● **Data records**
start

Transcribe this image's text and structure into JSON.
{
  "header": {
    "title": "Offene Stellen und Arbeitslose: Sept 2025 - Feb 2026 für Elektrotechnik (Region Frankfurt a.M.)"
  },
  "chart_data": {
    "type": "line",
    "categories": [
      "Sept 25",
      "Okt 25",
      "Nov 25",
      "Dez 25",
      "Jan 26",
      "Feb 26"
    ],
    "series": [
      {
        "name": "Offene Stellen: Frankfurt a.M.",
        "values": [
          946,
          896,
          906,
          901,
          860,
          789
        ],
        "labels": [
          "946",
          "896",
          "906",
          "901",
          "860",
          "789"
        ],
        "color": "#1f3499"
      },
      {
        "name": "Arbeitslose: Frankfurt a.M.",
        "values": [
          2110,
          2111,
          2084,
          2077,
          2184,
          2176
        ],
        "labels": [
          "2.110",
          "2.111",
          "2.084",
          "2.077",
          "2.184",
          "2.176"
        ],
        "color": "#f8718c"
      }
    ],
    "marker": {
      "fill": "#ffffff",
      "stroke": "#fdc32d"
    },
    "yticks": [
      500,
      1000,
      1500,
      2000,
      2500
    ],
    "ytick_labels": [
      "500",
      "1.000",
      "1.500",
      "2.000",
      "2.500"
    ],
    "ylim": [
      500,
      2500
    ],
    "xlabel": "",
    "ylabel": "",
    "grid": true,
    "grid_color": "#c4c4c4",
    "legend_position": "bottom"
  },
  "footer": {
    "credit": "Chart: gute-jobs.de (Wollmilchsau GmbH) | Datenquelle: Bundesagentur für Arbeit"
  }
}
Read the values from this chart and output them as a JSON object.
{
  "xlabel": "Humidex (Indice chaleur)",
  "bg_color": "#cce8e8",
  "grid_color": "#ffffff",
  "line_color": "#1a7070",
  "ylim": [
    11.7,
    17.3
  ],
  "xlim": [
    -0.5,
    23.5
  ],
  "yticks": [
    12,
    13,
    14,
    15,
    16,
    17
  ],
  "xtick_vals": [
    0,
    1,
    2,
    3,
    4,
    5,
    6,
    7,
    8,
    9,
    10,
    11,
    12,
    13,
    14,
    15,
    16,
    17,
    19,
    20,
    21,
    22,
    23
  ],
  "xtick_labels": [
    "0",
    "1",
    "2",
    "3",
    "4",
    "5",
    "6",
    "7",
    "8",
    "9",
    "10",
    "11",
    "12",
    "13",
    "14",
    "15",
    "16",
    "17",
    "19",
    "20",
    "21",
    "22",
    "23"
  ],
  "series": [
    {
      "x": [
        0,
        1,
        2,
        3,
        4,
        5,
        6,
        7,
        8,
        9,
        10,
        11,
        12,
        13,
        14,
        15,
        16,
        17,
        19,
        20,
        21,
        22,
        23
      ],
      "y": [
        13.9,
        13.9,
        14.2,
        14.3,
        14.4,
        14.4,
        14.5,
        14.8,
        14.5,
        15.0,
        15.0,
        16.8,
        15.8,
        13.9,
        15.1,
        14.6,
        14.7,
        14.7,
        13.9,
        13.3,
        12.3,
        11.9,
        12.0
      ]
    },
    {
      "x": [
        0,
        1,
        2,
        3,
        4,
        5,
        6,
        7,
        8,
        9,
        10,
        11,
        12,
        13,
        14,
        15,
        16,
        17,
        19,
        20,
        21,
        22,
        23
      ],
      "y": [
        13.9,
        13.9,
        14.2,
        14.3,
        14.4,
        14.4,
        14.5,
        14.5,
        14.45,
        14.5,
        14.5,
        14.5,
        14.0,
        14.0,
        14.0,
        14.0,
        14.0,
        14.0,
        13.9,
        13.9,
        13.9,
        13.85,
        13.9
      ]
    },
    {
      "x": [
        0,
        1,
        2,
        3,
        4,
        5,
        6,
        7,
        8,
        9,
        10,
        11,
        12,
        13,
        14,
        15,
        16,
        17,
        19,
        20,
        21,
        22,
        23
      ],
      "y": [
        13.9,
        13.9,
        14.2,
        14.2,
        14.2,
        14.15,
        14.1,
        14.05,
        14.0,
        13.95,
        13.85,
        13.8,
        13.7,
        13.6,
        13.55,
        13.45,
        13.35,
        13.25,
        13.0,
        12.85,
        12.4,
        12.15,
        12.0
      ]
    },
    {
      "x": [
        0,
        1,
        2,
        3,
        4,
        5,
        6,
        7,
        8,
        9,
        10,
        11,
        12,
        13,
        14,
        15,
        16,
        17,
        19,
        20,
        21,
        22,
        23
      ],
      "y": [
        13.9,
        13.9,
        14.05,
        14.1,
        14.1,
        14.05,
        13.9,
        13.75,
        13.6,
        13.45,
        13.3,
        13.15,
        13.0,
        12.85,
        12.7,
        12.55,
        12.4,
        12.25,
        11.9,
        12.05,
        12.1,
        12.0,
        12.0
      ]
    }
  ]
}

end

● **Work instructions**
Reproduce the data in its entirety, matching each character.

● **Problem solution**
Transcribe this image's text and structure into JSON.
{
  "header": {
    "title": "Offene Stellen und Arbeitslose: Sept 2025 - Feb 2026 für Elektrotechnik (Region Frankfurt a.M.)"
  },
  "chart_data": {
    "type": "line",
    "categories": [
      "Sept 25",
      "Okt 25",
      "Nov 25",
      "Dez 25",
      "Jan 26",
      "Feb 26"
    ],
    "series": [
      {
        "name": "Offene Stellen: Frankfurt a.M.",
        "values": [
          946,
          896,
          906,
          901,
          860,
          789
        ],
        "labels": [
          "946",
          "896",
          "906",
          "901",
          "860",
          "789"
        ],
        "color": "#1f3499"
      },
      {
        "name": "Arbeitslose: Frankfurt a.M.",
        "values": [
          2110,
          2111,
          2084,
          2077,
          2184,
          2176
        ],
        "labels": [
          "2.110",
          "2.111",
          "2.084",
          "2.077",
          "2.184",
          "2.176"
        ],
        "color": "#f8718c"
      }
    ],
    "marker": {
      "fill": "#ffffff",
      "stroke": "#fdc32d"
    },
    "yticks": [
      500,
      1000,
      1500,
      2000,
      2500
    ],
    "ytick_labels": [
      "500",
      "1.000",
      "1.500",
      "2.000",
      "2.500"
    ],
    "ylim": [
      500,
      2500
    ],
    "xlabel": "",
    "ylabel": "",
    "grid": true,
    "grid_color": "#c4c4c4",
    "legend_position": "bottom"
  },
  "footer": {
    "credit": "Chart: gute-jobs.de (Wollmilchsau GmbH) | Datenquelle: Bundesagentur für Arbeit"
  }
}
Read the values from this chart and output them as a JSON object.
{
  "xlabel": "Humidex (Indice chaleur)",
  "bg_color": "#cce8e8",
  "grid_color": "#ffffff",
  "line_color": "#1a7070",
  "ylim": [
    11.7,
    17.3
  ],
  "xlim": [
    -0.5,
    23.5
  ],
  "yticks": [
    12,
    13,
    14,
    15,
    16,
    17
  ],
  "xtick_vals": [
    0,
    1,
    2,
    3,
    4,
    5,
    6,
    7,
    8,
    9,
    10,
    11,
    12,
    13,
    14,
    15,
    16,
    17,
    19,
    20,
    21,
    22,
    23
  ],
  "xtick_labels": [
    "0",
    "1",
    "2",
    "3",
    "4",
    "5",
    "6",
    "7",
    "8",
    "9",
    "10",
    "11",
    "12",
    "13",
    "14",
    "15",
    "16",
    "17",
    "19",
    "20",
    "21",
    "22",
    "23"
  ],
  "series": [
    {
      "x": [
        0,
        1,
        2,
        3,
        4,
        5,
        6,
        7,
        8,
        9,
        10,
        11,
        12,
        13,
        14,
        15,
        16,
        17,
        19,
        20,
        21,
        22,
        23
      ],
      "y": [
        13.9,
        13.9,
        14.2,
        14.3,
        14.4,
        14.4,
        14.5,
        14.8,
        14.5,
        15.0,
        15.0,
        16.8,
        15.8,
        13.9,
        15.1,
        14.6,
        14.7,
        14.7,
        13.9,
        13.3,
        12.3,
        11.9,
        12.0
      ]
    },
    {
      "x": [
        0,
        1,
        2,
        3,
        4,
        5,
        6,
        7,
        8,
        9,
        10,
        11,
        12,
        13,
        14,
        15,
        16,
        17,
        19,
        20,
        21,
        22,
        23
      ],
      "y": [
        13.9,
        13.9,
        14.2,
        14.3,
        14.4,
        14.4,
        14.5,
        14.5,
        14.45,
        14.5,
        14.5,
        14.5,
        14.0,
        14.0,
        14.0,
        14.0,
        14.0,
        14.0,
        13.9,
        13.9,
        13.9,
        13.85,
        13.9
      ]
    },
    {
      "x": [
        0,
        1,
        2,
        3,
        4,
        5,
        6,
        7,
        8,
        9,
        10,
        11,
        12,
        13,
        14,
        15,
        16,
        17,
        19,
        20,
        21,
        22,
        23
      ],
      "y": [
        13.9,
        13.9,
        14.2,
        14.2,
        14.2,
        14.15,
        14.1,
        14.05,
        14.0,
        13.95,
        13.85,
        13.8,
        13.7,
        13.6,
        13.55,
        13.45,
        13.35,
        13.25,
        13.0,
        12.85,
        12.4,
        12.15,
        12.0
      ]
    },
    {
      "x": [
        0,
        1,
        2,
        3,
        4,
        5,
        6,
        7,
        8,
        9,
        10,
        11,
        12,
        13,
        14,
        15,
        16,
        17,
        19,
        20,
        21,
        22,
        23
      ],
      "y": [
        13.9,
        13.9,
        14.05,
        14.1,
        14.1,
        14.05,
        13.9,
        13.75,
        13.6,
        13.45,
        13.3,
        13.15,
        13.0,
        12.85,
        12.7,
        12.55,
        12.4,
        12.25,
        11.9,
        12.05,
        12.1,
        12.0,
        12.0
      ]
    }
  ]
}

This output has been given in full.